## Rows:
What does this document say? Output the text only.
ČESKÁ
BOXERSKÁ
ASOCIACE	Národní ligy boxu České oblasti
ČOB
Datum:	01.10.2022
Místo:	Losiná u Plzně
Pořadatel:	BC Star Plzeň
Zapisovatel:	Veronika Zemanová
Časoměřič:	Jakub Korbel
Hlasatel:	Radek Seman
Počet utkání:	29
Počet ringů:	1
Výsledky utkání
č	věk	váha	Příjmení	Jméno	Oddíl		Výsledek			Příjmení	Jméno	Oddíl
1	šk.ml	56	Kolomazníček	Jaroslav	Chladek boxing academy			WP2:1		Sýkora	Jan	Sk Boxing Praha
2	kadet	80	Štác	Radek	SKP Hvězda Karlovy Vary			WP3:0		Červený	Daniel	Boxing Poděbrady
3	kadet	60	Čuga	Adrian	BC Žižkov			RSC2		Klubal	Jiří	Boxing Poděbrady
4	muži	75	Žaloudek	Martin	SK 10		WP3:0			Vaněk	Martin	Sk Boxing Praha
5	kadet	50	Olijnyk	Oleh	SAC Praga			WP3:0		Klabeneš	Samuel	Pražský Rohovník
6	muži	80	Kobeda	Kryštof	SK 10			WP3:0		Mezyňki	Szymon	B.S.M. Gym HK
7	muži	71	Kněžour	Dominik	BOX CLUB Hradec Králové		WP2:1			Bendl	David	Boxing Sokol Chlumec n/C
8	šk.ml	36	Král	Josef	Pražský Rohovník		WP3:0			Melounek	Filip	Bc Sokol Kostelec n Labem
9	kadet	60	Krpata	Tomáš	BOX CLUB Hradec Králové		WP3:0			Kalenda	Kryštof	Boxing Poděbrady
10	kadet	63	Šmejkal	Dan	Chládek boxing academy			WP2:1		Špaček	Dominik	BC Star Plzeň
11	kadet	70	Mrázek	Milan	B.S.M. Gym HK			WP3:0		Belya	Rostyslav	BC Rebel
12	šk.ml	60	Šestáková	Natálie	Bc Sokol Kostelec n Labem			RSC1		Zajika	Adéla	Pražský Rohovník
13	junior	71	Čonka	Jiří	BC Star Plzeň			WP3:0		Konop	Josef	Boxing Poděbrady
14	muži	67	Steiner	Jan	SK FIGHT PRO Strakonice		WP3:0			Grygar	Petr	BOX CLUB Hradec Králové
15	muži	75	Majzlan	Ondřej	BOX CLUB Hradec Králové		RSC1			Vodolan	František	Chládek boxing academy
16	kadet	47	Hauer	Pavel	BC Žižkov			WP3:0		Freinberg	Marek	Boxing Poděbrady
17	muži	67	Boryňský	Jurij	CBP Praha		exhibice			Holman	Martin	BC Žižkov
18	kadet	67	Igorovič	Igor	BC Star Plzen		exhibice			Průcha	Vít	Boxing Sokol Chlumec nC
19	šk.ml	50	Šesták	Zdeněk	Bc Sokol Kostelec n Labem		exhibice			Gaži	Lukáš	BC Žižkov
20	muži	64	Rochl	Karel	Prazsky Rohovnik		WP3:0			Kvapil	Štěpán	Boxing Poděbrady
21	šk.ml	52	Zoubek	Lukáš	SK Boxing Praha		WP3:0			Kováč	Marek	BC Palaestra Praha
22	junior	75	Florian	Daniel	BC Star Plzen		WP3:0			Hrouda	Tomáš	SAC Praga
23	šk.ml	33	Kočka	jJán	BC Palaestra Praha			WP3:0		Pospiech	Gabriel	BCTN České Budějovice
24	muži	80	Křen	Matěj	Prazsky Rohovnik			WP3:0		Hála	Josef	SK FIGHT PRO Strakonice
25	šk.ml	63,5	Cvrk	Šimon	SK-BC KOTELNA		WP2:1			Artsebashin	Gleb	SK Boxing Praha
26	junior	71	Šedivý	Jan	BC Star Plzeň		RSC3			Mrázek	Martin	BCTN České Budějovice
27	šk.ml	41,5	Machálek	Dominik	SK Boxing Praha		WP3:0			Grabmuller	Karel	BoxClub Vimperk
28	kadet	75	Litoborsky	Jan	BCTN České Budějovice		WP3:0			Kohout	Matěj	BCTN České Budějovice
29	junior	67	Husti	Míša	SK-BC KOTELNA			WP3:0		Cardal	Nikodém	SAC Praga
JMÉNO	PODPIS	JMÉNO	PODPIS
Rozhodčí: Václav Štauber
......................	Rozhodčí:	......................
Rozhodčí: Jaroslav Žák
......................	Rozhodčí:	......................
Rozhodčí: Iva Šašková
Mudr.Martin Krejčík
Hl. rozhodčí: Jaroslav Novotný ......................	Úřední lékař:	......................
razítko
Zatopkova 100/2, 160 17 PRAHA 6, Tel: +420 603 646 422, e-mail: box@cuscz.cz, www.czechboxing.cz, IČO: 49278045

## Task directions:
Retype the material in full. Each word must match.

## Response below:
What does this document say? Output the text only.
ČESKÁ
BOXERSKÁ
ASOCIACE	Národní ligy boxu České oblasti
ČOB
Datum:	01.10.2022
Místo:	Losiná u Plzně
Pořadatel:	BC Star Plzeň
Zapisovatel:	Veronika Zemanová
Časoměřič:	Jakub Korbel
Hlasatel:	Radek Seman
Počet utkání:	29
Počet ringů:	1
Výsledky utkání
č	věk	váha	Příjmení	Jméno	Oddíl		Výsledek			Příjmení	Jméno	Oddíl
1	šk.ml	56	Kolomazníček	Jaroslav	Chladek boxing academy			WP2:1		Sýkora	Jan	Sk Boxing Praha
2	kadet	80	Štác	Radek	SKP Hvězda Karlovy Vary			WP3:0		Červený	Daniel	Boxing Poděbrady
3	kadet	60	Čuga	Adrian	BC Žižkov			RSC2		Klubal	Jiří	Boxing Poděbrady
4	muži	75	Žaloudek	Martin	SK 10		WP3:0			Vaněk	Martin	Sk Boxing Praha
5	kadet	50	Olijnyk	Oleh	SAC Praga			WP3:0		Klabeneš	Samuel	Pražský Rohovník
6	muži	80	Kobeda	Kryštof	SK 10			WP3:0		Mezyňki	Szymon	B.S.M. Gym HK
7	muži	71	Kněžour	Dominik	BOX CLUB Hradec Králové		WP2:1			Bendl	David	Boxing Sokol Chlumec n/C
8	šk.ml	36	Král	Josef	Pražský Rohovník		WP3:0			Melounek	Filip	Bc Sokol Kostelec n Labem
9	kadet	60	Krpata	Tomáš	BOX CLUB Hradec Králové		WP3:0			Kalenda	Kryštof	Boxing Poděbrady
10	kadet	63	Šmejkal	Dan	Chládek boxing academy			WP2:1		Špaček	Dominik	BC Star Plzeň
11	kadet	70	Mrázek	Milan	B.S.M. Gym HK			WP3:0		Belya	Rostyslav	BC Rebel
12	šk.ml	60	Šestáková	Natálie	Bc Sokol Kostelec n Labem			RSC1		Zajika	Adéla	Pražský Rohovník
13	junior	71	Čonka	Jiří	BC Star Plzeň			WP3:0		Konop	Josef	Boxing Poděbrady
14	muži	67	Steiner	Jan	SK FIGHT PRO Strakonice		WP3:0			Grygar	Petr	BOX CLUB Hradec Králové
15	muži	75	Majzlan	Ondřej	BOX CLUB Hradec Králové		RSC1			Vodolan	František	Chládek boxing academy
16	kadet	47	Hauer	Pavel	BC Žižkov			WP3:0		Freinberg	Marek	Boxing Poděbrady
17	muži	67	Boryňský	Jurij	CBP Praha		exhibice			Holman	Martin	BC Žižkov
18	kadet	67	Igorovič	Igor	BC Star Plzen		exhibice			Průcha	Vít	Boxing Sokol Chlumec nC
19	šk.ml	50	Šesták	Zdeněk	Bc Sokol Kostelec n Labem		exhibice			Gaži	Lukáš	BC Žižkov
20	muži	64	Rochl	Karel	Prazsky Rohovnik		WP3:0			Kvapil	Štěpán	Boxing Poděbrady
21	šk.ml	52	Zoubek	Lukáš	SK Boxing Praha		WP3:0			Kováč	Marek	BC Palaestra Praha
22	junior	75	Florian	Daniel	BC Star Plzen		WP3:0			Hrouda	Tomáš	SAC Praga
23	šk.ml	33	Kočka	jJán	BC Palaestra Praha			WP3:0		Pospiech	Gabriel	BCTN České Budějovice
24	muži	80	Křen	Matěj	Prazsky Rohovnik			WP3:0		Hála	Josef	SK FIGHT PRO Strakonice
25	šk.ml	63,5	Cvrk	Šimon	SK-BC KOTELNA		WP2:1			Artsebashin	Gleb	SK Boxing Praha
26	junior	71	Šedivý	Jan	BC Star Plzeň		RSC3			Mrázek	Martin	BCTN České Budějovice
27	šk.ml	41,5	Machálek	Dominik	SK Boxing Praha		WP3:0			Grabmuller	Karel	BoxClub Vimperk
28	kadet	75	Litoborsky	Jan	BCTN České Budějovice		WP3:0			Kohout	Matěj	BCTN České Budějovice
29	junior	67	Husti	Míša	SK-BC KOTELNA			WP3:0		Cardal	Nikodém	SAC Praga
JMÉNO	PODPIS	JMÉNO	PODPIS
Rozhodčí: Václav Štauber
......................	Rozhodčí:	......................
Rozhodčí: Jaroslav Žák
......................	Rozhodčí:	......................
Rozhodčí: Iva Šašková
Mudr.Martin Krejčík
Hl. rozhodčí: Jaroslav Novotný ......................	Úřední lékař:	......................
razítko
Zatopkova 100/2, 160 17 PRAHA 6, Tel: +420 603 646 422, e-mail: box@cuscz.cz, www.czechboxing.cz, IČO: 49278045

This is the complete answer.